Data records -
━━━━━━━━━━━━━━━━━━━━

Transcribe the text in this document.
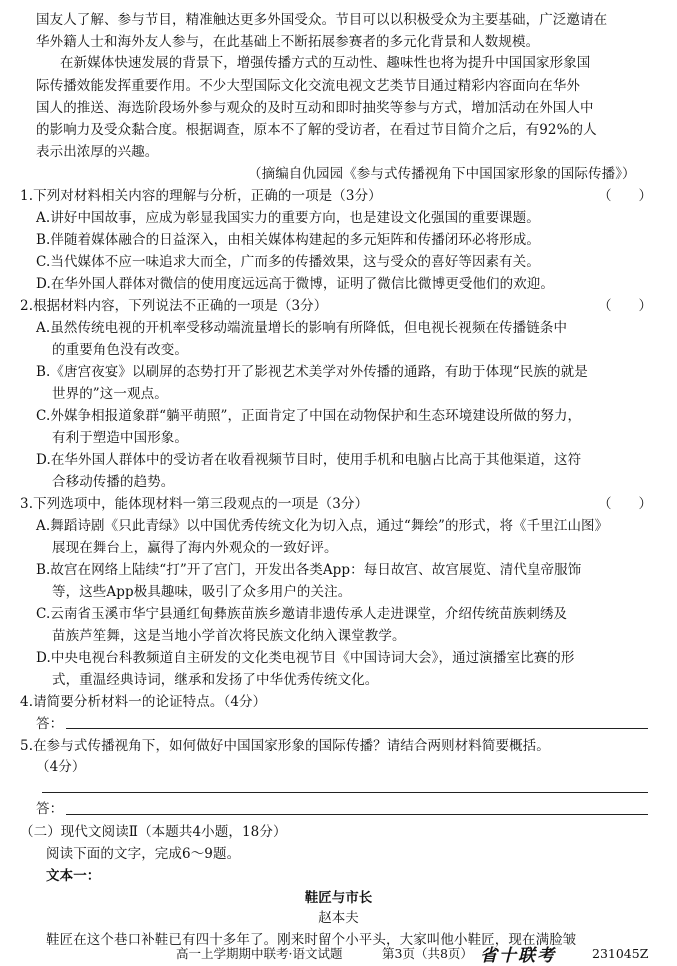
国友人了解、参与节目，精准触达更多外国受众。节目可以以积极受众为主要基础，广泛邀请在
华外籍人士和海外友人参与，在此基础上不断拓展参赛者的多元化背景和人数规模。
在新媒体快速发展的背景下，增强传播方式的互动性、趣味性也将为提升中国国家形象国
际传播效能发挥重要作用。不少大型国际文化交流电视文艺类节目通过精彩内容面向在华外
国人的推送、海选阶段场外参与观众的及时互动和即时抽奖等参与方式，增加活动在外国人中
的影响力及受众黏合度。根据调查，原本不了解的受访者，在看过节目简介之后，有92%的人
表示出浓厚的兴趣。
（摘编自仇园园《参与式传播视角下中国国家形象的国际传播》）
1.下列对材料相关内容的理解与分析，正确的一项是（3分）	（　　）
A.讲好中国故事，应成为彰显我国实力的重要方向，也是建设文化强国的重要课题。
B.伴随着媒体融合的日益深入，由相关媒体构建起的多元矩阵和传播闭环必将形成。
C.当代媒体不应一味追求大而全，广而多的传播效果，这与受众的喜好等因素有关。
D.在华外国人群体对微信的使用度远远高于微博，证明了微信比微博更受他们的欢迎。
2.根据材料内容，下列说法不正确的一项是（3分）	（　　）
A.虽然传统电视的开机率受移动端流量增长的影响有所降低，但电视长视频在传播链条中
的重要角色没有改变。
B.《唐宫夜宴》以刷屏的态势打开了影视艺术美学对外传播的通路，有助于体现“民族的就是
世界的”这一观点。
C.外媒争相报道象群“躺平萌照”，正面肯定了中国在动物保护和生态环境建设所做的努力，
有利于塑造中国形象。
D.在华外国人群体中的受访者在收看视频节目时，使用手机和电脑占比高于其他渠道，这符
合移动传播的趋势。
3.下列选项中，能体现材料一第三段观点的一项是（3分）	（　　）
A.舞蹈诗剧《只此青绿》以中国优秀传统文化为切入点，通过“舞绘”的形式，将《千里江山图》
展现在舞台上，赢得了海内外观众的一致好评。
B.故宫在网络上陆续“打”开了宫门，开发出各类App：每日故宫、故宫展览、清代皇帝服饰
等，这些App极具趣味，吸引了众多用户的关注。
C.云南省玉溪市华宁县通红甸彝族苗族乡邀请非遗传承人走进课堂，介绍传统苗族刺绣及
苗族芦笙舞，这是当地小学首次将民族文化纳入课堂教学。
D.中央电视台科教频道自主研发的文化类电视节目《中国诗词大会》，通过演播室比赛的形
式，重温经典诗词，继承和发扬了中华优秀传统文化。
4.请简要分析材料一的论证特点。（4分）
答：
5.在参与式传播视角下，如何做好中国国家形象的国际传播？请结合两则材料简要概括。
（4分）
答：
（二）现代文阅读Ⅱ（本题共4小题，18分）
阅读下面的文字，完成6～9题。
文本一：
鞋匠与市长
赵本夫
鞋匠在这个巷口补鞋已有四十多年了。刚来时留个小平头，大家叫他小鞋匠，现在满脸皱
高一上学期期中联考·语文试题	第3页（共8页） 省十联考	231045Z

━━━━━━━━━━━━━━━━━━━━

Exercise - Reproduce the listing word for word and omit its pictures.

Problem solution -
Transcribe the text in this document.
国友人了解、参与节目，精准触达更多外国受众。节目可以以积极受众为主要基础，广泛邀请在
华外籍人士和海外友人参与，在此基础上不断拓展参赛者的多元化背景和人数规模。
在新媒体快速发展的背景下，增强传播方式的互动性、趣味性也将为提升中国国家形象国
际传播效能发挥重要作用。不少大型国际文化交流电视文艺类节目通过精彩内容面向在华外
国人的推送、海选阶段场外参与观众的及时互动和即时抽奖等参与方式，增加活动在外国人中
的影响力及受众黏合度。根据调查，原本不了解的受访者，在看过节目简介之后，有92%的人
表示出浓厚的兴趣。
（摘编自仇园园《参与式传播视角下中国国家形象的国际传播》）
1.下列对材料相关内容的理解与分析，正确的一项是（3分）	（　　）
A.讲好中国故事，应成为彰显我国实力的重要方向，也是建设文化强国的重要课题。
B.伴随着媒体融合的日益深入，由相关媒体构建起的多元矩阵和传播闭环必将形成。
C.当代媒体不应一味追求大而全，广而多的传播效果，这与受众的喜好等因素有关。
D.在华外国人群体对微信的使用度远远高于微博，证明了微信比微博更受他们的欢迎。
2.根据材料内容，下列说法不正确的一项是（3分）	（　　）
A.虽然传统电视的开机率受移动端流量增长的影响有所降低，但电视长视频在传播链条中
的重要角色没有改变。
B.《唐宫夜宴》以刷屏的态势打开了影视艺术美学对外传播的通路，有助于体现“民族的就是
世界的”这一观点。
C.外媒争相报道象群“躺平萌照”，正面肯定了中国在动物保护和生态环境建设所做的努力，
有利于塑造中国形象。
D.在华外国人群体中的受访者在收看视频节目时，使用手机和电脑占比高于其他渠道，这符
合移动传播的趋势。
3.下列选项中，能体现材料一第三段观点的一项是（3分）	（　　）
A.舞蹈诗剧《只此青绿》以中国优秀传统文化为切入点，通过“舞绘”的形式，将《千里江山图》
展现在舞台上，赢得了海内外观众的一致好评。
B.故宫在网络上陆续“打”开了宫门，开发出各类App：每日故宫、故宫展览、清代皇帝服饰
等，这些App极具趣味，吸引了众多用户的关注。
C.云南省玉溪市华宁县通红甸彝族苗族乡邀请非遗传承人走进课堂，介绍传统苗族刺绣及
苗族芦笙舞，这是当地小学首次将民族文化纳入课堂教学。
D.中央电视台科教频道自主研发的文化类电视节目《中国诗词大会》，通过演播室比赛的形
式，重温经典诗词，继承和发扬了中华优秀传统文化。
4.请简要分析材料一的论证特点。（4分）
答：
5.在参与式传播视角下，如何做好中国国家形象的国际传播？请结合两则材料简要概括。
（4分）
答：
（二）现代文阅读Ⅱ（本题共4小题，18分）
阅读下面的文字，完成6～9题。
文本一：
鞋匠与市长
赵本夫
鞋匠在这个巷口补鞋已有四十多年了。刚来时留个小平头，大家叫他小鞋匠，现在满脸皱
高一上学期期中联考·语文试题	第3页（共8页） 省十联考	231045Z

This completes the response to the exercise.